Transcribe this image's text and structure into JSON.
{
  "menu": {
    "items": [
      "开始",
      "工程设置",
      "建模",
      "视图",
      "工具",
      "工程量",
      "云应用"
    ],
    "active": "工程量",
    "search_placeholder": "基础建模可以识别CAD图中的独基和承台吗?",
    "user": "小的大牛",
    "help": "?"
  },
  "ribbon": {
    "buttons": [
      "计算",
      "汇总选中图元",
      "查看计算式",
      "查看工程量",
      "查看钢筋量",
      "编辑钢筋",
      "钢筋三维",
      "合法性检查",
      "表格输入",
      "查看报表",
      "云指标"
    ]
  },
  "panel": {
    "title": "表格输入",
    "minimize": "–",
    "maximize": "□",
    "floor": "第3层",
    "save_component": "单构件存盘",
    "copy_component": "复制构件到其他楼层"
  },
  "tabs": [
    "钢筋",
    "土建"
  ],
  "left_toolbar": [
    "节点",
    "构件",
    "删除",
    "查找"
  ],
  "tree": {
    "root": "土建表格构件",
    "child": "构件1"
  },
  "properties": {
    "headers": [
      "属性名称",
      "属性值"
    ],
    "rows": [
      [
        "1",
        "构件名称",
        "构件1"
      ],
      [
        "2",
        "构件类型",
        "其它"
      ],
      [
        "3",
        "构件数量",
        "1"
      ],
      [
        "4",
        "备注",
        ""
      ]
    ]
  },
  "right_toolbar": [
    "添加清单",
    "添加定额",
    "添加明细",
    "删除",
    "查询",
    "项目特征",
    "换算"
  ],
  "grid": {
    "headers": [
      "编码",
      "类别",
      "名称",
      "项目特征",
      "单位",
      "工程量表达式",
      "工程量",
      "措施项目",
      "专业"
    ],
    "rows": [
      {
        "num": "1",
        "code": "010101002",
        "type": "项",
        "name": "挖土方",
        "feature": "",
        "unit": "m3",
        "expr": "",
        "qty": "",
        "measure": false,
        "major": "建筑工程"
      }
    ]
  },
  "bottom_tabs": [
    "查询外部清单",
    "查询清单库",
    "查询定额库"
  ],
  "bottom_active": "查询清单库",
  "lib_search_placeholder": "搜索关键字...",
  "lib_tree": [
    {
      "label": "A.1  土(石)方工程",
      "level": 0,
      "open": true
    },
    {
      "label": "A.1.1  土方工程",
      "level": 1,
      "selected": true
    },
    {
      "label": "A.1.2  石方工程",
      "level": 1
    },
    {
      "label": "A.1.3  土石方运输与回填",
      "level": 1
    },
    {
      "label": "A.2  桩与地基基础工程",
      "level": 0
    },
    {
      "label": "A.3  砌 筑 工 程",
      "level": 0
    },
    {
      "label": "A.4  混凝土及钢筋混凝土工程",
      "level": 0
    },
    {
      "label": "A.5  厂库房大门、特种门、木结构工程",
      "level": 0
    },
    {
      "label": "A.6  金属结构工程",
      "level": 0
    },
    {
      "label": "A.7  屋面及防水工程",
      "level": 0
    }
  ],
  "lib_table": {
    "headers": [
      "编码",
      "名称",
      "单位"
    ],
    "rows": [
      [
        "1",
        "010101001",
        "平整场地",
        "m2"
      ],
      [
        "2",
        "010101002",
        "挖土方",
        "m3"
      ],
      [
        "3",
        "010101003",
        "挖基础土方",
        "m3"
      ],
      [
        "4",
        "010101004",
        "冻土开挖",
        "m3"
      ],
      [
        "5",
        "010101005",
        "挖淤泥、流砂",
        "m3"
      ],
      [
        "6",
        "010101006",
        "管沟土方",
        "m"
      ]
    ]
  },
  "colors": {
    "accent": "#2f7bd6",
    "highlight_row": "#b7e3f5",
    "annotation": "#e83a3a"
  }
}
══════
What you need to do:
Your task is to output all of the data above word for word.

Exercise solution:
Transcribe this image's text and structure into JSON.
{
  "menu": {
    "items": [
      "开始",
      "工程设置",
      "建模",
      "视图",
      "工具",
      "工程量",
      "云应用"
    ],
    "active": "工程量",
    "search_placeholder": "基础建模可以识别CAD图中的独基和承台吗?",
    "user": "小的大牛",
    "help": "?"
  },
  "ribbon": {
    "buttons": [
      "计算",
      "汇总选中图元",
      "查看计算式",
      "查看工程量",
      "查看钢筋量",
      "编辑钢筋",
      "钢筋三维",
      "合法性检查",
      "表格输入",
      "查看报表",
      "云指标"
    ]
  },
  "panel": {
    "title": "表格输入",
    "minimize": "–",
    "maximize": "□",
    "floor": "第3层",
    "save_component": "单构件存盘",
    "copy_component": "复制构件到其他楼层"
  },
  "tabs": [
    "钢筋",
    "土建"
  ],
  "left_toolbar": [
    "节点",
    "构件",
    "删除",
    "查找"
  ],
  "tree": {
    "root": "土建表格构件",
    "child": "构件1"
  },
  "properties": {
    "headers": [
      "属性名称",
      "属性值"
    ],
    "rows": [
      [
        "1",
        "构件名称",
        "构件1"
      ],
      [
        "2",
        "构件类型",
        "其它"
      ],
      [
        "3",
        "构件数量",
        "1"
      ],
      [
        "4",
        "备注",
        ""
      ]
    ]
  },
  "right_toolbar": [
    "添加清单",
    "添加定额",
    "添加明细",
    "删除",
    "查询",
    "项目特征",
    "换算"
  ],
  "grid": {
    "headers": [
      "编码",
      "类别",
      "名称",
      "项目特征",
      "单位",
      "工程量表达式",
      "工程量",
      "措施项目",
      "专业"
    ],
    "rows": [
      {
        "num": "1",
        "code": "010101002",
        "type": "项",
        "name": "挖土方",
        "feature": "",
        "unit": "m3",
        "expr": "",
        "qty": "",
        "measure": false,
        "major": "建筑工程"
      }
    ]
  },
  "bottom_tabs": [
    "查询外部清单",
    "查询清单库",
    "查询定额库"
  ],
  "bottom_active": "查询清单库",
  "lib_search_placeholder": "搜索关键字...",
  "lib_tree": [
    {
      "label": "A.1  土(石)方工程",
      "level": 0,
      "open": true
    },
    {
      "label": "A.1.1  土方工程",
      "level": 1,
      "selected": true
    },
    {
      "label": "A.1.2  石方工程",
      "level": 1
    },
    {
      "label": "A.1.3  土石方运输与回填",
      "level": 1
    },
    {
      "label": "A.2  桩与地基基础工程",
      "level": 0
    },
    {
      "label": "A.3  砌 筑 工 程",
      "level": 0
    },
    {
      "label": "A.4  混凝土及钢筋混凝土工程",
      "level": 0
    },
    {
      "label": "A.5  厂库房大门、特种门、木结构工程",
      "level": 0
    },
    {
      "label": "A.6  金属结构工程",
      "level": 0
    },
    {
      "label": "A.7  屋面及防水工程",
      "level": 0
    }
  ],
  "lib_table": {
    "headers": [
      "编码",
      "名称",
      "单位"
    ],
    "rows": [
      [
        "1",
        "010101001",
        "平整场地",
        "m2"
      ],
      [
        "2",
        "010101002",
        "挖土方",
        "m3"
      ],
      [
        "3",
        "010101003",
        "挖基础土方",
        "m3"
      ],
      [
        "4",
        "010101004",
        "冻土开挖",
        "m3"
      ],
      [
        "5",
        "010101005",
        "挖淤泥、流砂",
        "m3"
      ],
      [
        "6",
        "010101006",
        "管沟土方",
        "m"
      ]
    ]
  },
  "colors": {
    "accent": "#2f7bd6",
    "highlight_row": "#b7e3f5",
    "annotation": "#e83a3a"
  }
}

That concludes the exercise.